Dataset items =
────────────────────────────────────────

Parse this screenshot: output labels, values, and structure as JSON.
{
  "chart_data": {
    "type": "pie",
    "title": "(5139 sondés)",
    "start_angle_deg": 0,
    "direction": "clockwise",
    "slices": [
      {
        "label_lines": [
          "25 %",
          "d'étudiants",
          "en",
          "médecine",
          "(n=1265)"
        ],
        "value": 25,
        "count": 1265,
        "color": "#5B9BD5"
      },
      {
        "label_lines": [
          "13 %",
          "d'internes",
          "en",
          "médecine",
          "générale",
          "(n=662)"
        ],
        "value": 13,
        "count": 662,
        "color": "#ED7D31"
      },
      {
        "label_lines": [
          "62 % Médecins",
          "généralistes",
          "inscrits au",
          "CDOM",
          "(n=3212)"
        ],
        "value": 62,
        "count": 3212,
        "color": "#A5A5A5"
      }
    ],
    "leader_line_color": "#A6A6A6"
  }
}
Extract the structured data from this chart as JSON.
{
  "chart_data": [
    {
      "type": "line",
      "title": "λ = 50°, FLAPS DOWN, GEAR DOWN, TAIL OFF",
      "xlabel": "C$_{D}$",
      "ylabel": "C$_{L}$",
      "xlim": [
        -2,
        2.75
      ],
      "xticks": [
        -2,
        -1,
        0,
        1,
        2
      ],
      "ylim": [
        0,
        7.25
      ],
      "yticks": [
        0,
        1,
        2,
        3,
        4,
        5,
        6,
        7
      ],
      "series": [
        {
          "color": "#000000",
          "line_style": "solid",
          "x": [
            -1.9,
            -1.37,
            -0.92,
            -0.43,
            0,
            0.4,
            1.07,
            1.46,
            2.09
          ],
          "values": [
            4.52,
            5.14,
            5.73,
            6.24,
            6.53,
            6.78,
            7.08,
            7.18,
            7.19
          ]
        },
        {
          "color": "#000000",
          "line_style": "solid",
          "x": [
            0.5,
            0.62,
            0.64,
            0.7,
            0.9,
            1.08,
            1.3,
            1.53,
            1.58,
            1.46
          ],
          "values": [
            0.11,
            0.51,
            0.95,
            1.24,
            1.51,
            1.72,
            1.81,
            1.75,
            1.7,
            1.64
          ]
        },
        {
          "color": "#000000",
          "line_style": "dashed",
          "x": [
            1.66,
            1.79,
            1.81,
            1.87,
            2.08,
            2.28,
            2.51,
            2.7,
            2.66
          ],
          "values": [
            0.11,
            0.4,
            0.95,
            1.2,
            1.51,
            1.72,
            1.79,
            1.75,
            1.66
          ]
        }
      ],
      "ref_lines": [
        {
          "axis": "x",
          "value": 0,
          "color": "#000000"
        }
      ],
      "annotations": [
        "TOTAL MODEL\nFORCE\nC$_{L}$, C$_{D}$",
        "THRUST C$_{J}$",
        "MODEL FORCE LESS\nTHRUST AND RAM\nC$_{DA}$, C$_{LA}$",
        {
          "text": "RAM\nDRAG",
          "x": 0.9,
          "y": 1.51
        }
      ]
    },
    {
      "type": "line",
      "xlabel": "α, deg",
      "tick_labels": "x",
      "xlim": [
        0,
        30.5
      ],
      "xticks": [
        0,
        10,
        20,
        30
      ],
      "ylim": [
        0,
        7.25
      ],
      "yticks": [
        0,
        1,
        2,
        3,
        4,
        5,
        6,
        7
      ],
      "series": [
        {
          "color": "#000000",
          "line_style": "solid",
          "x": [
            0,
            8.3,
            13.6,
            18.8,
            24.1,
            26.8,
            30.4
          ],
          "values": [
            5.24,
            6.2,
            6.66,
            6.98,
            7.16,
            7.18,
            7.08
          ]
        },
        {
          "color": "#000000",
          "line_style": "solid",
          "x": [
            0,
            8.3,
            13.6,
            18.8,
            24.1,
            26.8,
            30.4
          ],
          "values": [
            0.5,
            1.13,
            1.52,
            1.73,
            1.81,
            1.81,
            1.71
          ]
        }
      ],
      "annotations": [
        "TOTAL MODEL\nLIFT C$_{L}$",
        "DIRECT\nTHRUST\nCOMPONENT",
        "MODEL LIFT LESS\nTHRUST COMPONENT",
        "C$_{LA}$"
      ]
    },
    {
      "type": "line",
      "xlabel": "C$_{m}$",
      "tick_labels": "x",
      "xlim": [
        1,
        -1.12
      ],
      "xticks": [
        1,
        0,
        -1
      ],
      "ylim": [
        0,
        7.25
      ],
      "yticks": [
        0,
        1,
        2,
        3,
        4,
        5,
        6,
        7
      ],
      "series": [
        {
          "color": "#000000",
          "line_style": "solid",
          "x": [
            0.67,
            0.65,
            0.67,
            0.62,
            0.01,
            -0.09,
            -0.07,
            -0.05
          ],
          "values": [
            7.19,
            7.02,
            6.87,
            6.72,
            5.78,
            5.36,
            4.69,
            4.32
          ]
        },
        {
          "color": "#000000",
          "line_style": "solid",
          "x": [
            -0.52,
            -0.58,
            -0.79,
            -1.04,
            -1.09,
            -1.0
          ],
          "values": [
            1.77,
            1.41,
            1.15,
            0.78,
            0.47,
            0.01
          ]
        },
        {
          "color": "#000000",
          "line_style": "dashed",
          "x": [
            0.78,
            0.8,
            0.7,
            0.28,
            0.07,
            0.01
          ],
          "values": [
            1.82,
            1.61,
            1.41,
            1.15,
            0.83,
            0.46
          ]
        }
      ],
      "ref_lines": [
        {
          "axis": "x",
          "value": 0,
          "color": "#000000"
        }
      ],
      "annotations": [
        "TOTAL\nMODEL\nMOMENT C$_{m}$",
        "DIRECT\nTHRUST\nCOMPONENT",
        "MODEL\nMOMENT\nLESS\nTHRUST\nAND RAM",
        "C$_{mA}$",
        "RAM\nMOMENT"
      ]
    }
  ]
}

────────────────────────────────────────

Search the data for "TOTAL". Copy every matching line.

        "TOTAL MODEL\nFORCE\nC$_{L}$, C$_{D}$",
        "TOTAL MODEL\nLIFT C$_{L}$",
        "TOTAL\nMODEL\nMOMENT C$_{m}$",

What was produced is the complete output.